═════ Source

ECC Curve Reference

What this reference is for

Elliptic-curve cryptography packs the security of much larger RSA keys into far smaller numbers, which is why it dominates modern TLS, code signing, hardware wallets, and FIDO authenticators. The catch is that "ECC" is not one thing: dozens of named curves exist, each defined by a different standards body, with overlapping aliases and very different ecosystem support. This page collects the curves an engineer actually encounters and answers the two questions that matter in practice — what is this curve good for, and can I use it where I am standing right now (the browser).

The table groups curves into three families. The NIST prime curves (P-192, P-224, P-256, P-384, P-521) are the Weierstrass curves baked into FIPS 186 and almost every TLS stack. The special and regional curves include secp256k1 — the Koblitz curve behind Bitcoin and Ethereum signatures — and the German Brainpool curves preferred by some European and government systems. The modern curves are the Edwards and Montgomery curves derived from Curve25519 and Curve448: Ed25519/Ed448 for signatures and X25519/X448 for key agreement.

══════════

• _Required task 1_
Answer these questions using the ECC curve reference:
(a) Which curve is behind Bitcoin and Ethereum signatures?
(b) Into how many families does the table group the curves?
(c) Which two curves does it name for key agreement?
The ECC curve reference has no connection to these records.

═════ Data rows

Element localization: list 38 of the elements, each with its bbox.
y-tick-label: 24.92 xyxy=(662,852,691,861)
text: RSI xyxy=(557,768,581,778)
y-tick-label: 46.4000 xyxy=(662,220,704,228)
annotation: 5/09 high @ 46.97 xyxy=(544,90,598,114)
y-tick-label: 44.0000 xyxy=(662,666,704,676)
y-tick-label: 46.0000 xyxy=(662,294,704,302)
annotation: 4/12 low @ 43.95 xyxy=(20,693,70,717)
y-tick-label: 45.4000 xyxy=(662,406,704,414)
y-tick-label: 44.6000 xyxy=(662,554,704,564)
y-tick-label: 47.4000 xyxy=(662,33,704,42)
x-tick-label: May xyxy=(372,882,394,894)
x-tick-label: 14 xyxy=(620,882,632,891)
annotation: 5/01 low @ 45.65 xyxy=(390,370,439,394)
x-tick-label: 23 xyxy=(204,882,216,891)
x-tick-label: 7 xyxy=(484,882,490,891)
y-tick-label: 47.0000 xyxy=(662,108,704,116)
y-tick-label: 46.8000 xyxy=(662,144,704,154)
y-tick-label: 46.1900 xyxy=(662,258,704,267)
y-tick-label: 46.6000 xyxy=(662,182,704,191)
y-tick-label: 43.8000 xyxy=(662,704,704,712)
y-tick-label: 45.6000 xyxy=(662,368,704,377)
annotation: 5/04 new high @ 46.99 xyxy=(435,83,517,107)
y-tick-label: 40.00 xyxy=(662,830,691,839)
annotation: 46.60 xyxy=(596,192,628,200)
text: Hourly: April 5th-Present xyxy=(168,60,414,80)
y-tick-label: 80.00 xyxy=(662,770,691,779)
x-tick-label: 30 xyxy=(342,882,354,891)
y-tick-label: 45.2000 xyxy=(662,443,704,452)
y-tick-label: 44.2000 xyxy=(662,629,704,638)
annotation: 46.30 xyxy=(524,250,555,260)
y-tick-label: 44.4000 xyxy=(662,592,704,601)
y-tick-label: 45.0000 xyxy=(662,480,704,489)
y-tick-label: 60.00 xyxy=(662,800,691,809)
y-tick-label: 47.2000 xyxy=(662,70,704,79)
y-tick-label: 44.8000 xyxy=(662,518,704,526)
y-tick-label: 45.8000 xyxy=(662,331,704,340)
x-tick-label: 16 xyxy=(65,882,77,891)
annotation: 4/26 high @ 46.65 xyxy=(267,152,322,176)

══════════

• _Required task 2_
Edit the records from their start through the line containing "y-tick-label: 46.0000 xyxy=(662,294,704,302)": replace "y-tick-label" with "y-axis-label" and leave everything else unchanged.

• _Written answer 1_
(a) secp256k1
(b) Three
(c) X25519 and X448

• _Written answer 2_
Element localization: list 38 of the elements, each with its bbox.
y-axis-label: 24.92 xyxy=(662,852,691,861)
text: RSI xyxy=(557,768,581,778)
y-axis-label: 46.4000 xyxy=(662,220,704,228)
annotation: 5/09 high @ 46.97 xyxy=(544,90,598,114)
y-axis-label: 44.0000 xyxy=(662,666,704,676)
y-axis-label: 46.0000 xyxy=(662,294,704,302)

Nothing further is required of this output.